**Task material:**
+---+

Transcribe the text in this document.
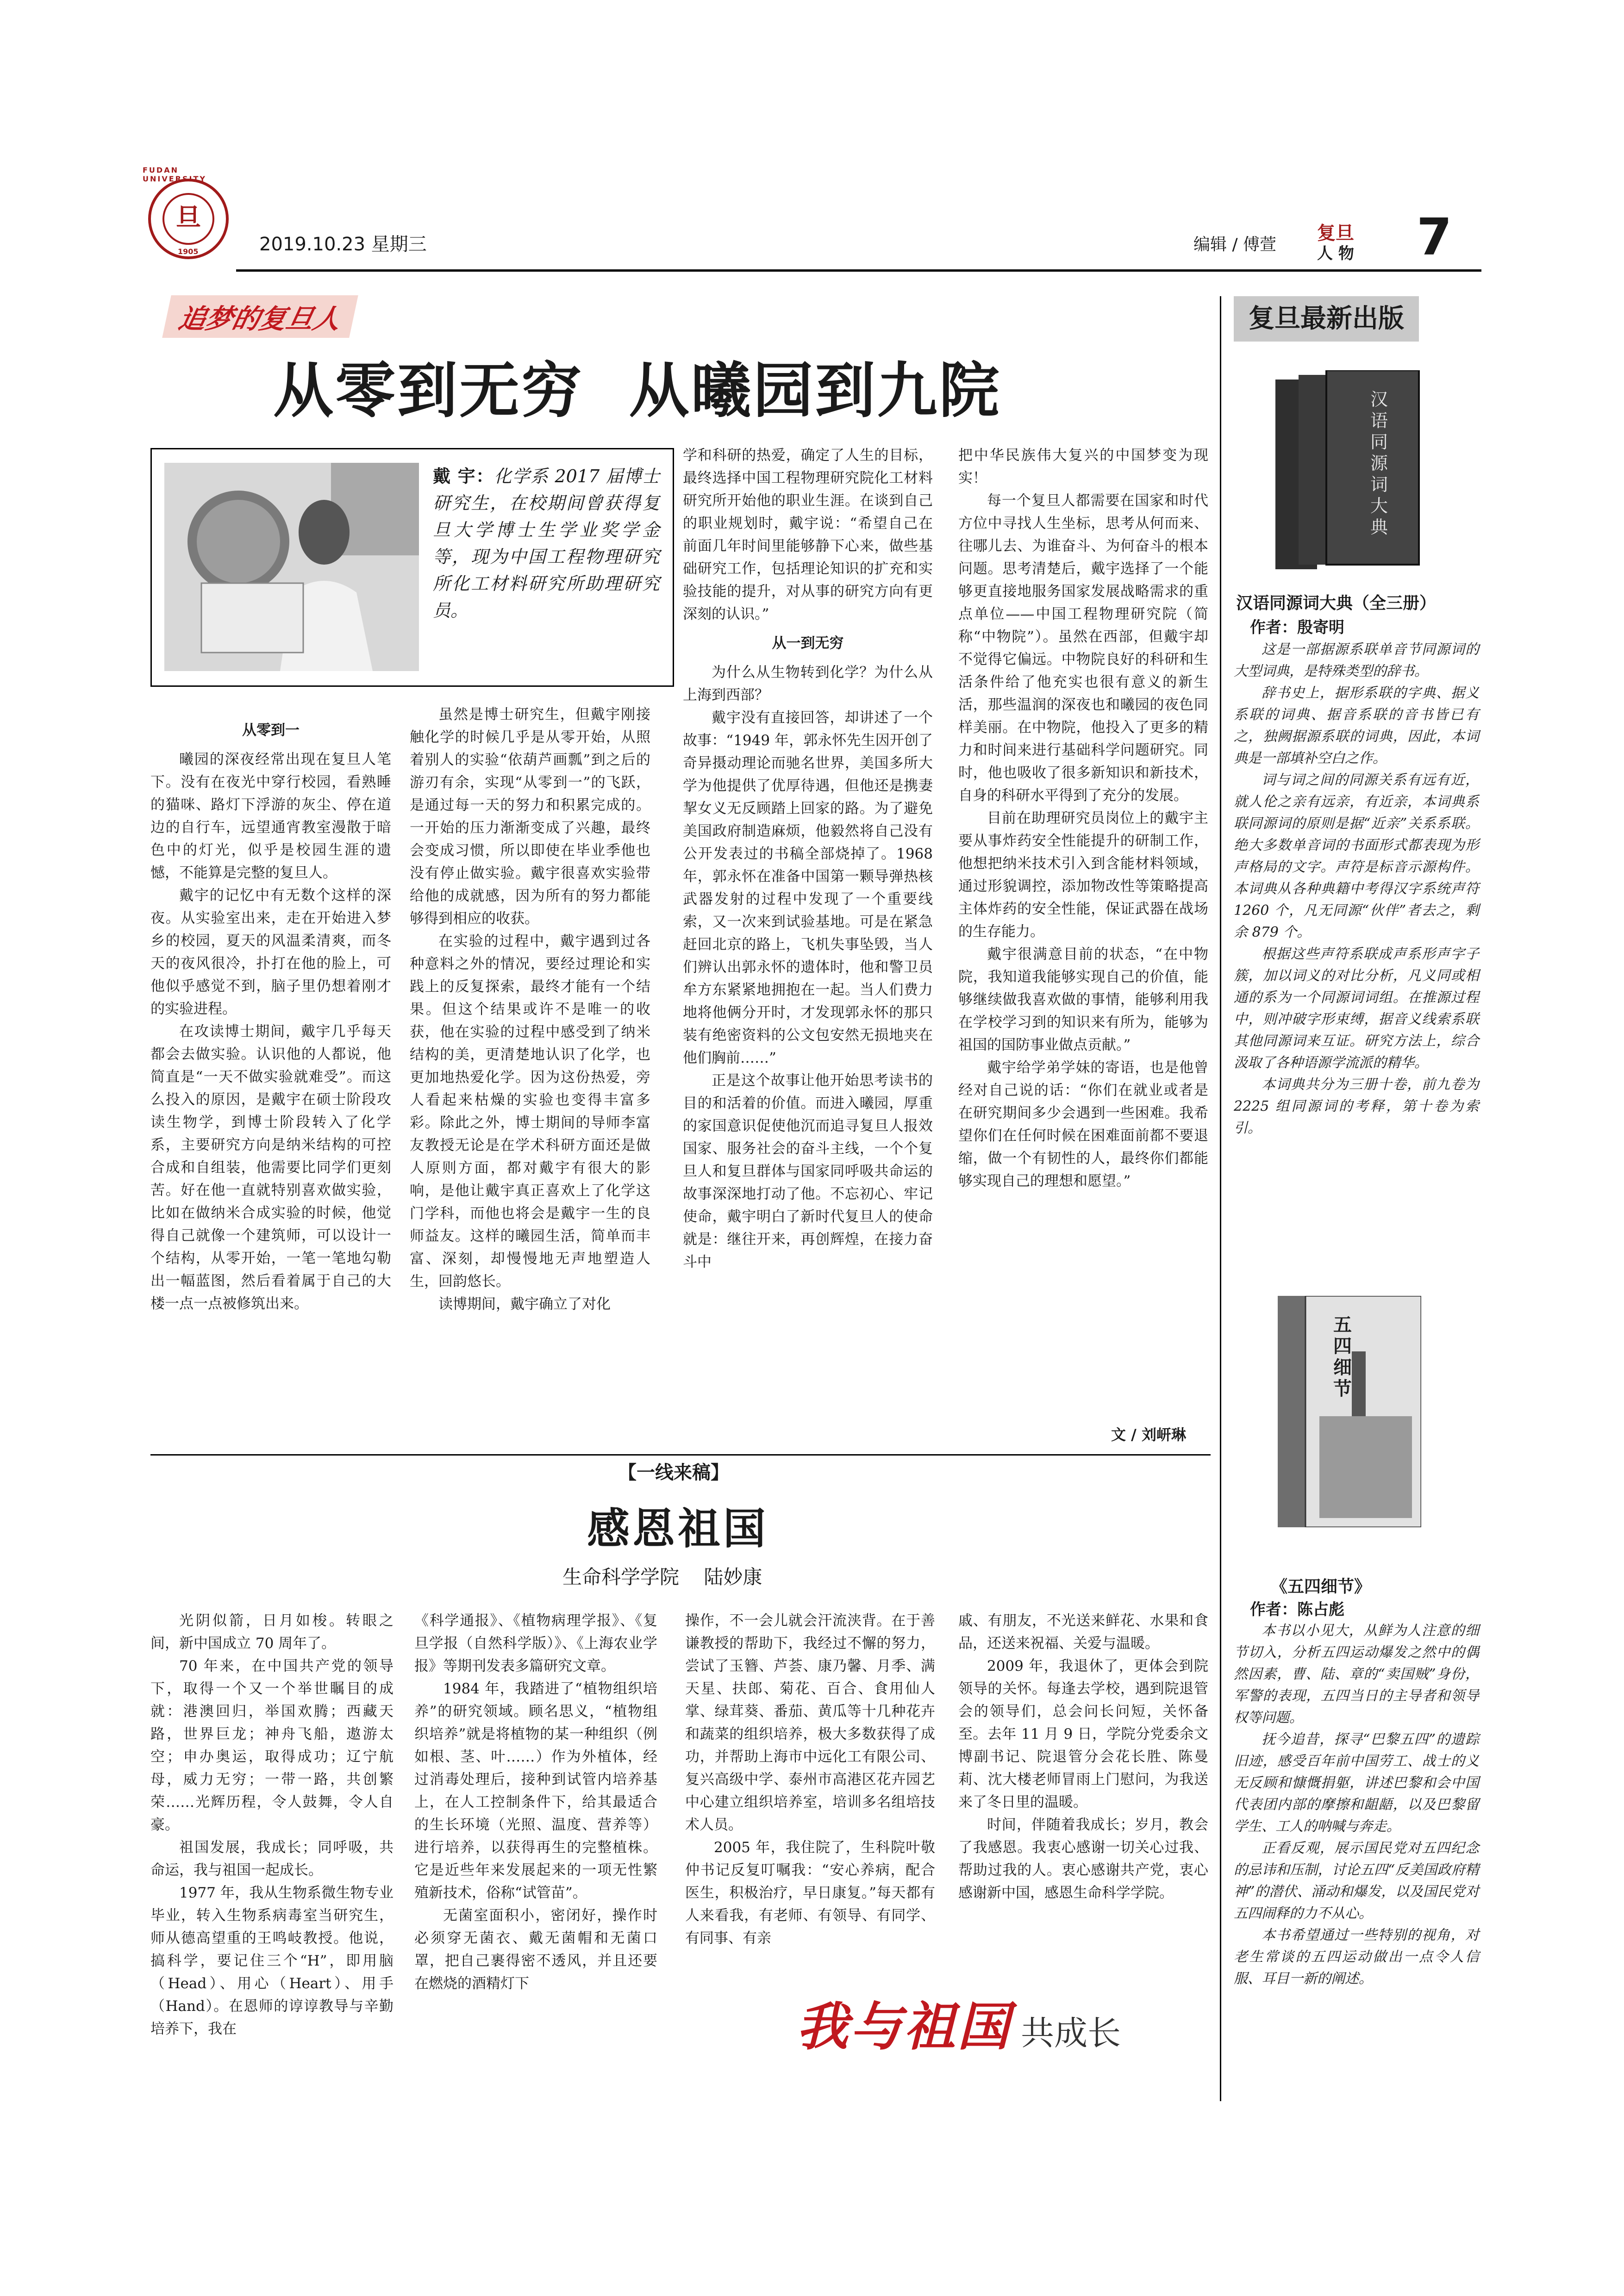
旦
FUDAN UNIVERSITY
1905	2019.10.23 星期三	编辑 / 傅萱
复旦
人 物 7
追梦的复旦人
从零到无穷  从曦园到九院
戴 宇：化学系 2017 届博士研究生，在校期间曾获得复旦大学博士生学业奖学金等，现为中国工程物理研究所化工材料研究所助理研究员。

从零到一

曦园的深夜经常出现在复旦人笔下。没有在夜光中穿行校园，看熟睡的猫咪、路灯下浮游的灰尘、停在道边的自行车，远望通宵教室漫散于暗色中的灯光，似乎是校园生涯的遗憾，不能算是完整的复旦人。

戴宇的记忆中有无数个这样的深夜。从实验室出来，走在开始进入梦乡的校园，夏天的风温柔清爽，而冬天的夜风很冷，扑打在他的脸上，可他似乎感觉不到，脑子里仍想着刚才的实验进程。

在攻读博士期间，戴宇几乎每天都会去做实验。认识他的人都说，他简直是“一天不做实验就难受”。而这么投入的原因，是戴宇在硕士阶段攻读生物学，到博士阶段转入了化学系，主要研究方向是纳米结构的可控合成和自组装，他需要比同学们更刻苦。好在他一直就特别喜欢做实验，比如在做纳米合成实验的时候，他觉得自己就像一个建筑师，可以设计一个结构，从零开始，一笔一笔地勾勒出一幅蓝图，然后看着属于自己的大楼一点一点被修筑出来。

虽然是博士研究生，但戴宇刚接触化学的时候几乎是从零开始，从照着别人的实验“依葫芦画瓢”到之后的游刃有余，实现“从零到一”的飞跃，是通过每一天的努力和积累完成的。一开始的压力渐渐变成了兴趣，最终会变成习惯，所以即使在毕业季他也没有停止做实验。戴宇很喜欢实验带给他的成就感，因为所有的努力都能够得到相应的收获。

在实验的过程中，戴宇遇到过各种意料之外的情况，要经过理论和实践上的反复探索，最终才能有一个结果。但这个结果或许不是唯一的收获，他在实验的过程中感受到了纳米结构的美，更清楚地认识了化学，也更加地热爱化学。因为这份热爱，旁人看起来枯燥的实验也变得丰富多彩。除此之外，博士期间的导师李富友教授无论是在学术科研方面还是做人原则方面，都对戴宇有很大的影响，是他让戴宇真正喜欢上了化学这门学科，而他也将会是戴宇一生的良师益友。这样的曦园生活，简单而丰富、深刻，却慢慢地无声地塑造人生，回韵悠长。

读博期间，戴宇确立了对化

学和科研的热爱，确定了人生的目标，最终选择中国工程物理研究院化工材料研究所开始他的职业生涯。在谈到自己的职业规划时，戴宇说：“希望自己在前面几年时间里能够静下心来，做些基础研究工作，包括理论知识的扩充和实验技能的提升，对从事的研究方向有更深刻的认识。”

从一到无穷

为什么从生物转到化学？为什么从上海到西部？

戴宇没有直接回答，却讲述了一个故事：“1949 年，郭永怀先生因开创了奇异摄动理论而驰名世界，美国多所大学为他提供了优厚待遇，但他还是携妻挈女义无反顾踏上回家的路。为了避免美国政府制造麻烦，他毅然将自己没有公开发表过的书稿全部烧掉了。1968 年，郭永怀在准备中国第一颗导弹热核武器发射的过程中发现了一个重要线索，又一次来到试验基地。可是在紧急赶回北京的路上，飞机失事坠毁，当人们辨认出郭永怀的遗体时，他和警卫员牟方东紧紧地拥抱在一起。当人们费力地将他俩分开时，才发现郭永怀的那只装有绝密资料的公文包安然无损地夹在他们胸前……”

正是这个故事让他开始思考读书的目的和活着的价值。而进入曦园，厚重的家国意识促使他沉而追寻复旦人报效国家、服务社会的奋斗主线，一个个复旦人和复旦群体与国家同呼吸共命运的故事深深地打动了他。不忘初心、牢记使命，戴宇明白了新时代复旦人的使命就是：继往开来，再创辉煌，在接力奋斗中

把中华民族伟大复兴的中国梦变为现实！

每一个复旦人都需要在国家和时代方位中寻找人生坐标，思考从何而来、往哪儿去、为谁奋斗、为何奋斗的根本问题。思考清楚后，戴宇选择了一个能够更直接地服务国家发展战略需求的重点单位——中国工程物理研究院（简称“中物院”）。虽然在西部，但戴宇却不觉得它偏远。中物院良好的科研和生活条件给了他充实也很有意义的新生活，那些温润的深夜也和曦园的夜色同样美丽。在中物院，他投入了更多的精力和时间来进行基础科学问题研究。同时，他也吸收了很多新知识和新技术，自身的科研水平得到了充分的发展。

目前在助理研究员岗位上的戴宇主要从事炸药安全性能提升的研制工作，他想把纳米技术引入到含能材料领域，通过形貌调控，添加物改性等策略提高主体炸药的安全性能，保证武器在战场的生存能力。

戴宇很满意目前的状态，“在中物院，我知道我能够实现自己的价值，能够继续做我喜欢做的事情，能够利用我在学校学习到的知识来有所为，能够为祖国的国防事业做点贡献。”

戴宇给学弟学妹的寄语，也是他曾经对自己说的话：“你们在就业或者是在研究期间多少会遇到一些困难。我希望你们在任何时候在困难面前都不要退缩，做一个有韧性的人，最终你们都能够实现自己的理想和愿望。”

文 / 刘岍琳
【一线来稿】
感恩祖国
生命科学学院    陆妙康

光阴似箭，日月如梭。转眼之间，新中国成立 70 周年了。

70 年来，在中国共产党的领导下，取得一个又一个举世瞩目的成就：港澳回归，举国欢腾；西藏天路，世界巨龙；神舟飞船，遨游太空；申办奥运，取得成功；辽宁航母，威力无穷；一带一路，共创繁荣……光辉历程，令人鼓舞，令人自豪。

祖国发展，我成长；同呼吸，共命运，我与祖国一起成长。

1977 年，我从生物系微生物专业毕业，转入生物系病毒室当研究生，师从德高望重的王鸣岐教授。他说，搞科学，要记住三个“H”，即用脑（Head）、用心（Heart）、用手（Hand）。在恩师的谆谆教导与辛勤培养下，我在

《科学通报》、《植物病理学报》、《复旦学报（自然科学版）》、《上海农业学报》等期刊发表多篇研究文章。

1984 年，我踏进了“植物组织培养”的研究领域。顾名思义，“植物组织培养”就是将植物的某一种组织（例如根、茎、叶……）作为外植体，经过消毒处理后，接种到试管内培养基上，在人工控制条件下，给其最适合的生长环境（光照、温度、营养等）进行培养，以获得再生的完整植株。它是近些年来发展起来的一项无性繁殖新技术，俗称“试管苗”。

无菌室面积小，密闭好，操作时必须穿无菌衣、戴无菌帽和无菌口罩，把自己裹得密不透风，并且还要在燃烧的酒精灯下

操作，不一会儿就会汗流浃背。在于善谦教授的帮助下，我经过不懈的努力，尝试了玉簪、芦荟、康乃馨、月季、满天星、扶郎、菊花、百合、食用仙人掌、绿茸葵、番茄、黄瓜等十几种花卉和蔬菜的组织培养，极大多数获得了成功，并帮助上海市中远化工有限公司、复兴高级中学、泰州市高港区花卉园艺中心建立组织培养室，培训多名组培技术人员。

2005 年，我住院了，生科院叶敬仲书记反复叮嘱我：“安心养病，配合医生，积极治疗，早日康复。”每天都有人来看我，有老师、有领导、有同学、有同事、有亲

戚、有朋友，不光送来鲜花、水果和食品，还送来祝福、关爱与温暖。

2009 年，我退休了，更体会到院领导的关怀。每逢去学校，遇到院退管会的领导们，总会问长问短，关怀备至。去年 11 月 9 日，学院分党委余文博副书记、院退管分会花长胜、陈曼莉、沈大楼老师冒雨上门慰问，为我送来了冬日里的温暖。

时间，伴随着我成长；岁月，教会了我感恩。我衷心感谢一切关心过我、帮助过我的人。衷心感谢共产党，衷心感谢新中国，感恩生命科学学院。

我与祖国 共成长
复旦最新出版
汉语同源词大典
汉语同源词大典（全三册）
作者：殷寄明

这是一部据源系联单音节同源词的大型词典，是特殊类型的辞书。

辞书史上，据形系联的字典、据义系联的词典、据音系联的音书皆已有之，独阙据源系联的词典，因此，本词典是一部填补空白之作。

词与词之间的同源关系有远有近，就人伦之亲有远亲，有近亲，本词典系联同源词的原则是据“近亲”关系系联。绝大多数单音词的书面形式都表现为形声格局的文字。声符是标音示源构件。本词典从各种典籍中考得汉字系统声符 1260 个，凡无同源“伙伴”者去之，剩余 879 个。

根据这些声符系联成声系形声字子簇，加以词义的对比分析，凡义同或相通的系为一个同源词词组。在推源过程中，则冲破字形束缚，据音义线索系联其他同源词来互证。研究方法上，综合汲取了各种语源学流派的精华。

本词典共分为三册十卷，前九卷为 2225 组同源词的考释，第十卷为索引。

五四细节
《五四细节》
作者：陈占彪

本书以小见大，从鲜为人注意的细节切入，分析五四运动爆发之然中的偶然因素，曹、陆、章的“卖国贼”身份，军警的表现，五四当日的主导者和领导权等问题。

抚今追昔，探寻“巴黎五四”的遗踪旧迹，感受百年前中国劳工、战士的义无反顾和慷慨捐躯，讲述巴黎和会中国代表团内部的摩擦和龃龉，以及巴黎留学生、工人的呐喊与奔走。

正看反观，展示国民党对五四纪念的忌讳和压制，讨论五四“反美国政府精神”的潜伏、涌动和爆发，以及国民党对五四闹释的力不从心。

本书希望通过一些特别的视角，对老生常谈的五四运动做出一点令人信服、耳目一新的阐述。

+---+

**Job:** For the listing above, identify each line bearing "在中物院".

**The solution:**
每一个复旦人都需要在国家和时代方位中寻找人生坐标，思考从何而来、往哪儿去、为谁奋斗、为何奋斗的根本问题。思考清楚后，戴宇选择了一个能够更直接地服务国家发展战略需求的重点单位——中国工程物理研究院（简称“中物院”）。虽然在西部，但戴宇却不觉得它偏远。中物院良好的科研和生活条件给了他充实也很有意义的新生活，那些温润的深夜也和曦园的夜色同样美丽。在中物院，他投入了更多的精力和时间来进行基础科学问题研究。同时，他也吸收了很多新知识和新技术，自身的科研水平得到了充分的发展。
戴宇很满意目前的状态，“在中物院，我知道我能够实现自己的价值，能够继续做我喜欢做的事情，能够利用我在学校学习到的知识来有所为，能够为祖国的国防事业做点贡献。”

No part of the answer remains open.